- [Short problem] Copy every line of the data that includes the string "this".

- [Material supplied]

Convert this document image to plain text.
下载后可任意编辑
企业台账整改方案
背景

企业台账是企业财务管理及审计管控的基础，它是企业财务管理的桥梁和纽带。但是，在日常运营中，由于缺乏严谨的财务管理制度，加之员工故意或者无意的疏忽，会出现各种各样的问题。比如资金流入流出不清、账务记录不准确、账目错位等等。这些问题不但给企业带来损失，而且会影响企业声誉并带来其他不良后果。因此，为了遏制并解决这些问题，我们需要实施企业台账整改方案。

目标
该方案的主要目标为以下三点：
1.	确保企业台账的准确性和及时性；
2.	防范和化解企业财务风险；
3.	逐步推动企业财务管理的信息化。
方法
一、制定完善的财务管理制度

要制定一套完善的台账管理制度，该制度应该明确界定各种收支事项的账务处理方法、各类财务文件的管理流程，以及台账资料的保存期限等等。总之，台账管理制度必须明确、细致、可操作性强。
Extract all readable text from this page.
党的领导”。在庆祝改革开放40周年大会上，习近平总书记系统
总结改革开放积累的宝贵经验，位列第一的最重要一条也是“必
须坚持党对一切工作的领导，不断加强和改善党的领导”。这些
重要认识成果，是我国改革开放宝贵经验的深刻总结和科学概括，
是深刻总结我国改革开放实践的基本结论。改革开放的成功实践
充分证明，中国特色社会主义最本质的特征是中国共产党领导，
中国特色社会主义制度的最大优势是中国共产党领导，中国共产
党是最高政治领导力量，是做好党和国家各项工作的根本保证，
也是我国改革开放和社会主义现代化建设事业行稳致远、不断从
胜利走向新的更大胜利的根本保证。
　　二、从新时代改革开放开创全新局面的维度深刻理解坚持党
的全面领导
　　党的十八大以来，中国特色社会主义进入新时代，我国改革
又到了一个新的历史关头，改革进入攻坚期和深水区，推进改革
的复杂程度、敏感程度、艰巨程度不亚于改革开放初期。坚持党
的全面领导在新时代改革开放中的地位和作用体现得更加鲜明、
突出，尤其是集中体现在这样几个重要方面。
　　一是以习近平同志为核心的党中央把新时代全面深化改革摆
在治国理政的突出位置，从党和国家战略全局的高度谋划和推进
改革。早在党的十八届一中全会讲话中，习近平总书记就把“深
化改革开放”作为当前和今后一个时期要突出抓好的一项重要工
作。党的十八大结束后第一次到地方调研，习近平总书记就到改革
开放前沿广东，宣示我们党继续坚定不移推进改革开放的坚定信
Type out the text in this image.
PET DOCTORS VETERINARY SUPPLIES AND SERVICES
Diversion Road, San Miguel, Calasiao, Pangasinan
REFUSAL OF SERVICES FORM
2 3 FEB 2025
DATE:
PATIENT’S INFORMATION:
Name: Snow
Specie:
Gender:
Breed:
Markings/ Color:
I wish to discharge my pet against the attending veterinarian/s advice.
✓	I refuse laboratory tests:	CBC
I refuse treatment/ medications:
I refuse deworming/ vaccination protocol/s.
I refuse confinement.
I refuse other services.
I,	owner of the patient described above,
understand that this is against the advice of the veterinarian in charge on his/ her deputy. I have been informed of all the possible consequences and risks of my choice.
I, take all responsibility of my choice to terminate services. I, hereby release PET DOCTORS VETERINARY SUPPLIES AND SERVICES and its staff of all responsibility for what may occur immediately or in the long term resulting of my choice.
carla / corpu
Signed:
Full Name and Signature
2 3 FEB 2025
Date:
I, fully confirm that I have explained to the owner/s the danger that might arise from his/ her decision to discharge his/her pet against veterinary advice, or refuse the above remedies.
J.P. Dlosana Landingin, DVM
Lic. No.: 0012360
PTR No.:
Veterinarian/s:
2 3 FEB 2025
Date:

- [Expected answer]
Convert this document image to plain text.
Extract all readable text from this page.
Type out the text in this image.
understand that this is against the advice of the veterinarian in charge on his/ her deputy. I have been informed of all the possible consequences and risks of my choice.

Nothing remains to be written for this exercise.